- GOAL
Here are records with pictures in them. Copy all of them exactly and leave the pictures out.

— Start DATA FOR PROCESSING —

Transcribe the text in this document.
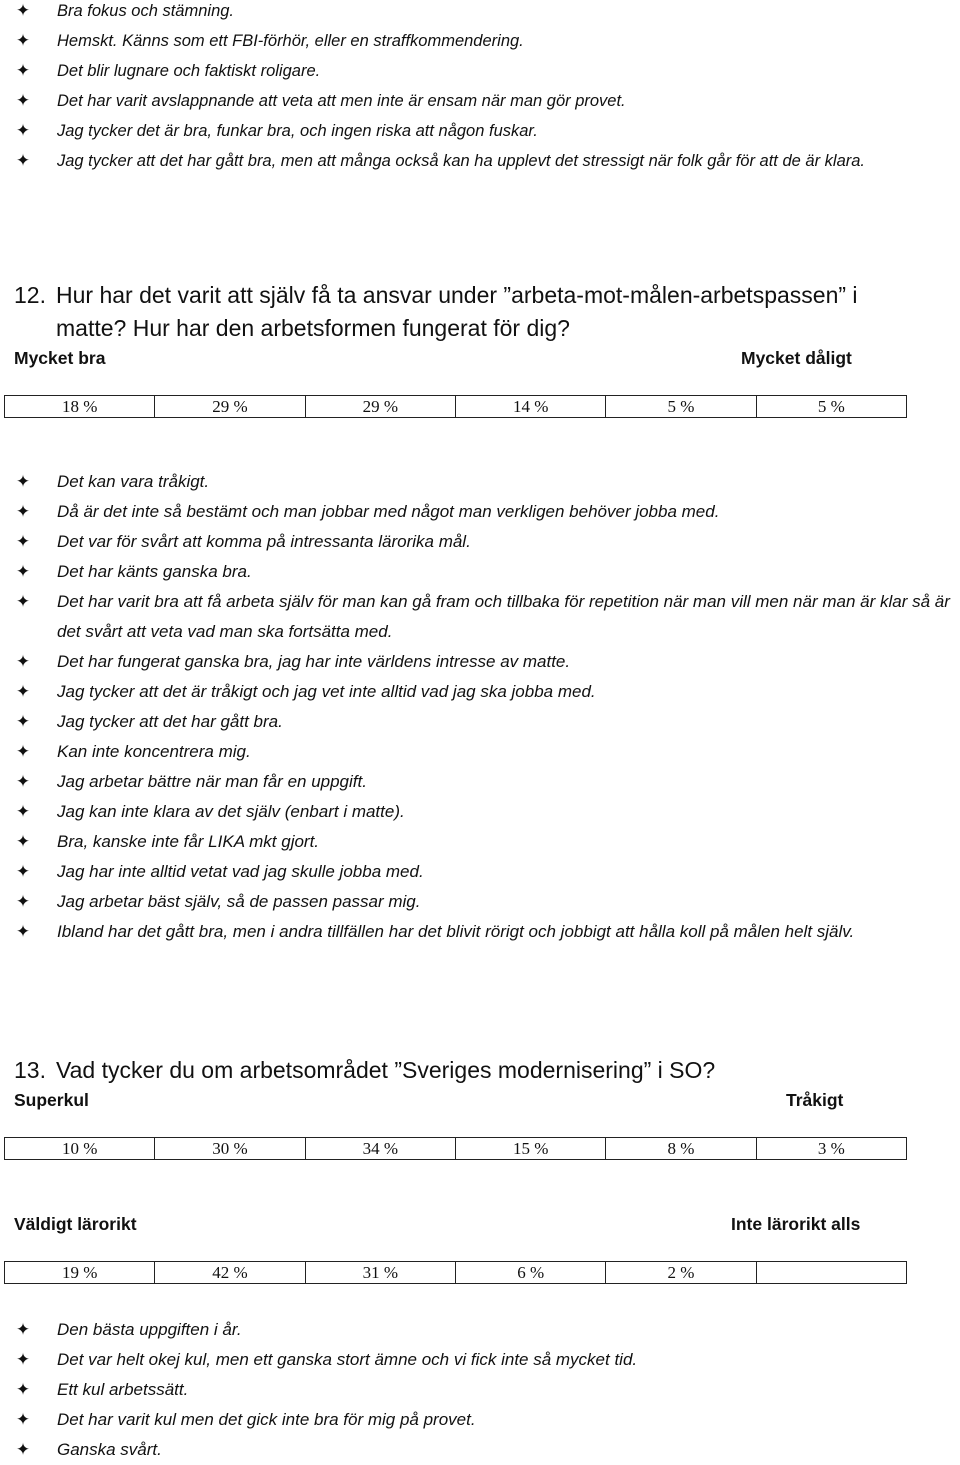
✦ Bra fokus och stämning.
✦ Hemskt. Känns som ett FBI-förhör, eller en straffkommendering.
✦ Det blir lugnare och faktiskt roligare.
✦ Det har varit avslappnande att veta att men inte är ensam när man gör provet.
✦ Jag tycker det är bra, funkar bra, och ingen riska att någon fuskar.
✦ Jag tycker att det har gått bra, men att många också kan ha upplevt det stressigt när folk går för att de är klara.
12. Hur har det varit att själv få ta ansvar under ”arbeta-mot-målen-arbetspassen” i
matte? Hur har den arbetsformen fungerat för dig?
Mycket bra	Mycket dåligt
18 %	29 %	29 %	14 %	5 %	5 %
✦ Det kan vara tråkigt.
✦ Då är det inte så bestämt och man jobbar med något man verkligen behöver jobba med.
✦ Det var för svårt att komma på intressanta lärorika mål.
✦ Det har känts ganska bra.
✦ Det har varit bra att få arbeta själv för man kan gå fram och tillbaka för repetition när man vill men när man är klar så är det svårt att veta vad man ska fortsätta med.
✦ Det har fungerat ganska bra, jag har inte världens intresse av matte.
✦ Jag tycker att det är tråkigt och jag vet inte alltid vad jag ska jobba med.
✦ Jag tycker att det har gått bra.
✦ Kan inte koncentrera mig.
✦ Jag arbetar bättre när man får en uppgift.
✦ Jag kan inte klara av det själv (enbart i matte).
✦ Bra, kanske inte får LIKA mkt gjort.
✦ Jag har inte alltid vetat vad jag skulle jobba med.
✦ Jag arbetar bäst själv, så de passen passar mig.
✦ Ibland har det gått bra, men i andra tillfällen har det blivit rörigt och jobbigt att hålla koll på målen helt själv.
13. Vad tycker du om arbetsområdet ”Sveriges modernisering” i SO?
Superkul	Tråkigt
10 %	30 %	34 %	15 %	8 %	3 %
Väldigt lärorikt	Inte lärorikt alls
19 %	42 %	31 %	6 %	2 %	
✦ Den bästa uppgiften i år.
✦ Det var helt okej kul, men ett ganska stort ämne och vi fick inte så mycket tid.
✦ Ett kul arbetssätt.
✦ Det har varit kul men det gick inte bra för mig på provet.
✦ Ganska svårt.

— End DATA FOR PROCESSING —

- RESULT OF THIS TASK
Transcribe the text in this document.
✦ Bra fokus och stämning.
✦ Hemskt. Känns som ett FBI-förhör, eller en straffkommendering.
✦ Det blir lugnare och faktiskt roligare.
✦ Det har varit avslappnande att veta att men inte är ensam när man gör provet.
✦ Jag tycker det är bra, funkar bra, och ingen riska att någon fuskar.
✦ Jag tycker att det har gått bra, men att många också kan ha upplevt det stressigt när folk går för att de är klara.
12. Hur har det varit att själv få ta ansvar under ”arbeta-mot-målen-arbetspassen” i
matte? Hur har den arbetsformen fungerat för dig?
Mycket bra	Mycket dåligt
18 %	29 %	29 %	14 %	5 %	5 %
✦ Det kan vara tråkigt.
✦ Då är det inte så bestämt och man jobbar med något man verkligen behöver jobba med.
✦ Det var för svårt att komma på intressanta lärorika mål.
✦ Det har känts ganska bra.
✦ Det har varit bra att få arbeta själv för man kan gå fram och tillbaka för repetition när man vill men när man är klar så är det svårt att veta vad man ska fortsätta med.
✦ Det har fungerat ganska bra, jag har inte världens intresse av matte.
✦ Jag tycker att det är tråkigt och jag vet inte alltid vad jag ska jobba med.
✦ Jag tycker att det har gått bra.
✦ Kan inte koncentrera mig.
✦ Jag arbetar bättre när man får en uppgift.
✦ Jag kan inte klara av det själv (enbart i matte).
✦ Bra, kanske inte får LIKA mkt gjort.
✦ Jag har inte alltid vetat vad jag skulle jobba med.
✦ Jag arbetar bäst själv, så de passen passar mig.
✦ Ibland har det gått bra, men i andra tillfällen har det blivit rörigt och jobbigt att hålla koll på målen helt själv.
13. Vad tycker du om arbetsområdet ”Sveriges modernisering” i SO?
Superkul	Tråkigt
10 %	30 %	34 %	15 %	8 %	3 %
Väldigt lärorikt	Inte lärorikt alls
19 %	42 %	31 %	6 %	2 %	
✦ Den bästa uppgiften i år.
✦ Det var helt okej kul, men ett ganska stort ämne och vi fick inte så mycket tid.
✦ Ett kul arbetssätt.
✦ Det har varit kul men det gick inte bra för mig på provet.
✦ Ganska svårt.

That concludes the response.